PROVIDED INFORMATION:
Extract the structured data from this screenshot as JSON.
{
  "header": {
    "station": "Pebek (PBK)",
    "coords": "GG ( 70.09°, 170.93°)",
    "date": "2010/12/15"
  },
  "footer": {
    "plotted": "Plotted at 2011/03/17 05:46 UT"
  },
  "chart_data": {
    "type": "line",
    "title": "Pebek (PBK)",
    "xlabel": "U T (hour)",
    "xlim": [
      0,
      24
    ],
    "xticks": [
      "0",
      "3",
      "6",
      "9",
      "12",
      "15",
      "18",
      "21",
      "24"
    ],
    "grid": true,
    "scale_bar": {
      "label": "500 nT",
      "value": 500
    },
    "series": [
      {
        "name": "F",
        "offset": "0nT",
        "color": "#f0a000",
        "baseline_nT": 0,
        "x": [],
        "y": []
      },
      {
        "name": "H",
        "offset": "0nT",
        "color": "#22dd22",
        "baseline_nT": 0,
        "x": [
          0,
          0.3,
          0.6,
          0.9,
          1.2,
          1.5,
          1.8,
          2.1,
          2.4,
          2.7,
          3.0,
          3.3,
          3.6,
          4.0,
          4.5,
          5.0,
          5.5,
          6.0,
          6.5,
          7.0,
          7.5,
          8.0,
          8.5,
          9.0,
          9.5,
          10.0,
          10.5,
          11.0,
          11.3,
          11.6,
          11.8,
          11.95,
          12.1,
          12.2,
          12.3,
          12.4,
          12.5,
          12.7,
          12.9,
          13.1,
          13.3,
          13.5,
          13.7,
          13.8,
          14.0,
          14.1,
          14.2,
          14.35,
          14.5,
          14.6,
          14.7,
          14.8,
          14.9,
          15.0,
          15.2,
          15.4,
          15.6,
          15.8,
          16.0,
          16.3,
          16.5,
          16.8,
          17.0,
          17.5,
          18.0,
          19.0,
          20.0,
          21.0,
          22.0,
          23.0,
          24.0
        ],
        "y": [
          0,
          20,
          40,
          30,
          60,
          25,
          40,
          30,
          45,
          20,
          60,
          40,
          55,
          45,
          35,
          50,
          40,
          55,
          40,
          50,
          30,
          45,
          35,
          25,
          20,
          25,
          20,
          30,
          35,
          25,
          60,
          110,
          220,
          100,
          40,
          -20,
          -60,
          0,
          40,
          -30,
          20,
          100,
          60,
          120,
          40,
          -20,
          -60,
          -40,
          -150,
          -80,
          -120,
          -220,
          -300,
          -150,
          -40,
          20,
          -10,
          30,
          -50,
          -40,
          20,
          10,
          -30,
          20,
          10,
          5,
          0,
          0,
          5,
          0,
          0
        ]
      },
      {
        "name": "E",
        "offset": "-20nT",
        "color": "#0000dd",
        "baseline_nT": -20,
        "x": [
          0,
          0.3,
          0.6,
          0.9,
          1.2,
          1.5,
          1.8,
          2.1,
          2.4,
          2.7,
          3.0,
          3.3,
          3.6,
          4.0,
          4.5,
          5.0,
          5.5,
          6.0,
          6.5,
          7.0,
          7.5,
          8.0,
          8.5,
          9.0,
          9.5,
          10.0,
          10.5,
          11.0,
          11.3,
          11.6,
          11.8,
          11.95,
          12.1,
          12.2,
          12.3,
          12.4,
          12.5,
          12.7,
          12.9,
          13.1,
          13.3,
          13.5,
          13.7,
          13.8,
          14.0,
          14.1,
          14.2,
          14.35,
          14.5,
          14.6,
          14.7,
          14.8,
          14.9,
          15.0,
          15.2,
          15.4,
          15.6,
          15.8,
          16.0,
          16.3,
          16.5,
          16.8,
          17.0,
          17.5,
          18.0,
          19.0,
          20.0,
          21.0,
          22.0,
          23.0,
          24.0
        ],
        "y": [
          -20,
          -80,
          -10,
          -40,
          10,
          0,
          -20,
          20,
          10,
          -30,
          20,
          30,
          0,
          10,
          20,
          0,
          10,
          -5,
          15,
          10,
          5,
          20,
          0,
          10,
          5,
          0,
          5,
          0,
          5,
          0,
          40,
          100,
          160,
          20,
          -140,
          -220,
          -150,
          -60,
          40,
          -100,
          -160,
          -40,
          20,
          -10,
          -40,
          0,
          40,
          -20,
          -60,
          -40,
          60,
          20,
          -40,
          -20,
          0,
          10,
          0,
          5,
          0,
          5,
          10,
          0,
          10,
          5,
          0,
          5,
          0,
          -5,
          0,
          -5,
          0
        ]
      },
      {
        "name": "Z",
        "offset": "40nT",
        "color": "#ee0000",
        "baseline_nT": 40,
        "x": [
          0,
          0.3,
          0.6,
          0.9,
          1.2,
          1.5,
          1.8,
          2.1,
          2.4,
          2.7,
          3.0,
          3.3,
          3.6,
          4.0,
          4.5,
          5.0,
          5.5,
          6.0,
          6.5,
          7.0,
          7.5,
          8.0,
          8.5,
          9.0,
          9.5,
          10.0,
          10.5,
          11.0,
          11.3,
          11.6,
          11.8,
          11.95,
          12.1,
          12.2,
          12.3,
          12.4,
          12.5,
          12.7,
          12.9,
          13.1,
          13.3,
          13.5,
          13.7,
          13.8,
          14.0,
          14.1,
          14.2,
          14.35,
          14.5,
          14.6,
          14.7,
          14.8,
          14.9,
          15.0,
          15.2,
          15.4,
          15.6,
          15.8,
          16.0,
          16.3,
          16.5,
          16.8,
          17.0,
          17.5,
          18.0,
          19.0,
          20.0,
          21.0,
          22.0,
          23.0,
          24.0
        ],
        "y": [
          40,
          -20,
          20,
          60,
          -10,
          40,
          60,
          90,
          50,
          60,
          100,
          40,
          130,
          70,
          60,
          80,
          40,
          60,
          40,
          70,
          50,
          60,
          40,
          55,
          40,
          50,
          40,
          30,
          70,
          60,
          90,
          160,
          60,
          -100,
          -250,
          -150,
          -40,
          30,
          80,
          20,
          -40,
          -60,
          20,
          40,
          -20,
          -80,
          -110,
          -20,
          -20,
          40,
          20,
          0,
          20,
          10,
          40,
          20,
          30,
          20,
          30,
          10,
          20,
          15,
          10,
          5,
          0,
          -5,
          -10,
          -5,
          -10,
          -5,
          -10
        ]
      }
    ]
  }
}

AIM OF THE EXERCISE: Repeat the lines above exactly.

CORRECT ANSWER:
Extract the structured data from this screenshot as JSON.
{
  "header": {
    "station": "Pebek (PBK)",
    "coords": "GG ( 70.09°, 170.93°)",
    "date": "2010/12/15"
  },
  "footer": {
    "plotted": "Plotted at 2011/03/17 05:46 UT"
  },
  "chart_data": {
    "type": "line",
    "title": "Pebek (PBK)",
    "xlabel": "U T (hour)",
    "xlim": [
      0,
      24
    ],
    "xticks": [
      "0",
      "3",
      "6",
      "9",
      "12",
      "15",
      "18",
      "21",
      "24"
    ],
    "grid": true,
    "scale_bar": {
      "label": "500 nT",
      "value": 500
    },
    "series": [
      {
        "name": "F",
        "offset": "0nT",
        "color": "#f0a000",
        "baseline_nT": 0,
        "x": [],
        "y": []
      },
      {
        "name": "H",
        "offset": "0nT",
        "color": "#22dd22",
        "baseline_nT": 0,
        "x": [
          0,
          0.3,
          0.6,
          0.9,
          1.2,
          1.5,
          1.8,
          2.1,
          2.4,
          2.7,
          3.0,
          3.3,
          3.6,
          4.0,
          4.5,
          5.0,
          5.5,
          6.0,
          6.5,
          7.0,
          7.5,
          8.0,
          8.5,
          9.0,
          9.5,
          10.0,
          10.5,
          11.0,
          11.3,
          11.6,
          11.8,
          11.95,
          12.1,
          12.2,
          12.3,
          12.4,
          12.5,
          12.7,
          12.9,
          13.1,
          13.3,
          13.5,
          13.7,
          13.8,
          14.0,
          14.1,
          14.2,
          14.35,
          14.5,
          14.6,
          14.7,
          14.8,
          14.9,
          15.0,
          15.2,
          15.4,
          15.6,
          15.8,
          16.0,
          16.3,
          16.5,
          16.8,
          17.0,
          17.5,
          18.0,
          19.0,
          20.0,
          21.0,
          22.0,
          23.0,
          24.0
        ],
        "y": [
          0,
          20,
          40,
          30,
          60,
          25,
          40,
          30,
          45,
          20,
          60,
          40,
          55,
          45,
          35,
          50,
          40,
          55,
          40,
          50,
          30,
          45,
          35,
          25,
          20,
          25,
          20,
          30,
          35,
          25,
          60,
          110,
          220,
          100,
          40,
          -20,
          -60,
          0,
          40,
          -30,
          20,
          100,
          60,
          120,
          40,
          -20,
          -60,
          -40,
          -150,
          -80,
          -120,
          -220,
          -300,
          -150,
          -40,
          20,
          -10,
          30,
          -50,
          -40,
          20,
          10,
          -30,
          20,
          10,
          5,
          0,
          0,
          5,
          0,
          0
        ]
      },
      {
        "name": "E",
        "offset": "-20nT",
        "color": "#0000dd",
        "baseline_nT": -20,
        "x": [
          0,
          0.3,
          0.6,
          0.9,
          1.2,
          1.5,
          1.8,
          2.1,
          2.4,
          2.7,
          3.0,
          3.3,
          3.6,
          4.0,
          4.5,
          5.0,
          5.5,
          6.0,
          6.5,
          7.0,
          7.5,
          8.0,
          8.5,
          9.0,
          9.5,
          10.0,
          10.5,
          11.0,
          11.3,
          11.6,
          11.8,
          11.95,
          12.1,
          12.2,
          12.3,
          12.4,
          12.5,
          12.7,
          12.9,
          13.1,
          13.3,
          13.5,
          13.7,
          13.8,
          14.0,
          14.1,
          14.2,
          14.35,
          14.5,
          14.6,
          14.7,
          14.8,
          14.9,
          15.0,
          15.2,
          15.4,
          15.6,
          15.8,
          16.0,
          16.3,
          16.5,
          16.8,
          17.0,
          17.5,
          18.0,
          19.0,
          20.0,
          21.0,
          22.0,
          23.0,
          24.0
        ],
        "y": [
          -20,
          -80,
          -10,
          -40,
          10,
          0,
          -20,
          20,
          10,
          -30,
          20,
          30,
          0,
          10,
          20,
          0,
          10,
          -5,
          15,
          10,
          5,
          20,
          0,
          10,
          5,
          0,
          5,
          0,
          5,
          0,
          40,
          100,
          160,
          20,
          -140,
          -220,
          -150,
          -60,
          40,
          -100,
          -160,
          -40,
          20,
          -10,
          -40,
          0,
          40,
          -20,
          -60,
          -40,
          60,
          20,
          -40,
          -20,
          0,
          10,
          0,
          5,
          0,
          5,
          10,
          0,
          10,
          5,
          0,
          5,
          0,
          -5,
          0,
          -5,
          0
        ]
      },
      {
        "name": "Z",
        "offset": "40nT",
        "color": "#ee0000",
        "baseline_nT": 40,
        "x": [
          0,
          0.3,
          0.6,
          0.9,
          1.2,
          1.5,
          1.8,
          2.1,
          2.4,
          2.7,
          3.0,
          3.3,
          3.6,
          4.0,
          4.5,
          5.0,
          5.5,
          6.0,
          6.5,
          7.0,
          7.5,
          8.0,
          8.5,
          9.0,
          9.5,
          10.0,
          10.5,
          11.0,
          11.3,
          11.6,
          11.8,
          11.95,
          12.1,
          12.2,
          12.3,
          12.4,
          12.5,
          12.7,
          12.9,
          13.1,
          13.3,
          13.5,
          13.7,
          13.8,
          14.0,
          14.1,
          14.2,
          14.35,
          14.5,
          14.6,
          14.7,
          14.8,
          14.9,
          15.0,
          15.2,
          15.4,
          15.6,
          15.8,
          16.0,
          16.3,
          16.5,
          16.8,
          17.0,
          17.5,
          18.0,
          19.0,
          20.0,
          21.0,
          22.0,
          23.0,
          24.0
        ],
        "y": [
          40,
          -20,
          20,
          60,
          -10,
          40,
          60,
          90,
          50,
          60,
          100,
          40,
          130,
          70,
          60,
          80,
          40,
          60,
          40,
          70,
          50,
          60,
          40,
          55,
          40,
          50,
          40,
          30,
          70,
          60,
          90,
          160,
          60,
          -100,
          -250,
          -150,
          -40,
          30,
          80,
          20,
          -40,
          -60,
          20,
          40,
          -20,
          -80,
          -110,
          -20,
          -20,
          40,
          20,
          0,
          20,
          10,
          40,
          20,
          30,
          20,
          30,
          10,
          20,
          15,
          10,
          5,
          0,
          -5,
          -10,
          -5,
          -10,
          -5,
          -10
        ]
      }
    ]
  }
}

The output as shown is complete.